TASK TO CARRY OUT:
Give the total number of lines with the word "nuestro" in them, and no other words.

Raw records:

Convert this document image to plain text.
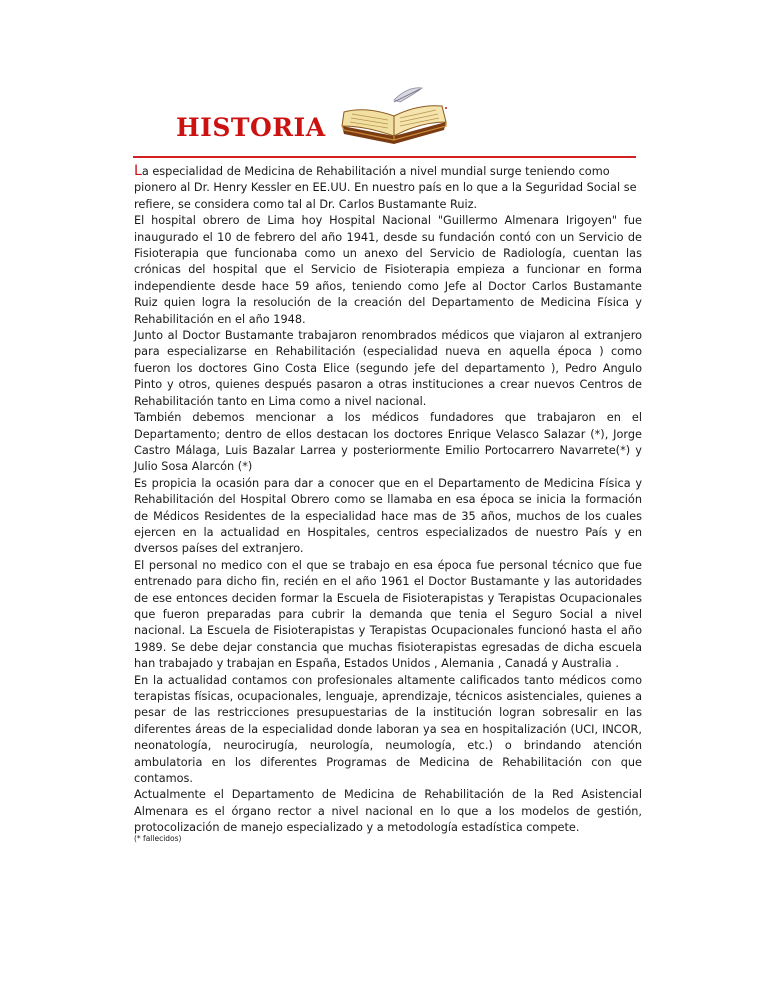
HISTORIA

La especialidad de Medicina de Rehabilitación a nivel mundial surge teniendo como pionero al Dr. Henry Kessler en EE.UU. En nuestro país en lo que a la Seguridad Social se refiere, se considera como tal al Dr. Carlos Bustamante Ruiz.

El hospital obrero de Lima hoy Hospital Nacional "Guillermo Almenara Irigoyen" fue inaugurado el 10 de febrero del año 1941, desde su fundación contó con un Servicio de Fisioterapia que funcionaba como un anexo del Servicio de Radiología, cuentan las crónicas del hospital que el Servicio de Fisioterapia empieza a funcionar en forma independiente desde hace 59 años, teniendo como Jefe al Doctor Carlos Bustamante Ruiz quien logra la resolución de la creación del Departamento de Medicina Física y Rehabilitación en el año 1948.

Junto al Doctor Bustamante trabajaron renombrados médicos que viajaron al extranjero para especializarse en Rehabilitación (especialidad nueva en aquella época ) como fueron los doctores Gino Costa Elice (segundo jefe del departamento ), Pedro Angulo Pinto y otros, quienes después pasaron a otras instituciones a crear nuevos Centros de Rehabilitación tanto en Lima como a nivel nacional.

También debemos mencionar a los médicos fundadores que trabajaron en el Departamento; dentro de ellos destacan los doctores Enrique Velasco Salazar (*), Jorge Castro Málaga, Luis Bazalar Larrea y posteriormente Emilio Portocarrero Navarrete(*) y Julio Sosa Alarcón (*)

Es propicia la ocasión para dar a conocer que en el Departamento de Medicina Física y Rehabilitación del Hospital Obrero como se llamaba en esa época se inicia la formación de Médicos Residentes de la especialidad hace mas de 35 años, muchos de los cuales ejercen en la actualidad en Hospitales, centros especializados de nuestro País y en dversos países del extranjero.

El personal no medico con el que se trabajo en esa época fue personal técnico que fue entrenado para dicho fin, recién en el año 1961 el Doctor Bustamante y las autoridades de ese entonces deciden formar la Escuela de Fisioterapistas y Terapistas Ocupacionales que fueron preparadas para cubrir la demanda que tenia el Seguro Social a nivel nacional. La Escuela de Fisioterapistas y Terapistas Ocupacionales funcionó hasta el año 1989. Se debe dejar constancia que muchas fisioterapistas egresadas de dicha escuela han trabajado y trabajan en España, Estados Unidos , Alemania , Canadá y Australia .

En la actualidad contamos con profesionales altamente calificados tanto médicos como terapistas físicas, ocupacionales, lenguaje, aprendizaje, técnicos asistenciales, quienes a pesar de las restricciones presupuestarias de la institución logran sobresalir en las diferentes áreas de la especialidad donde laboran ya sea en hospitalización (UCI, INCOR, neonatología, neurocirugía, neurología, neumología, etc.) o brindando atención ambulatoria en los diferentes Programas de Medicina de Rehabilitación con que contamos.

Actualmente el Departamento de Medicina de Rehabilitación de la Red Asistencial Almenara es el órgano rector a nivel nacional en lo que a los modelos de gestión, protocolización de manejo especializado y a metodología estadística compete.

(* fallecidos)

REPLY:
2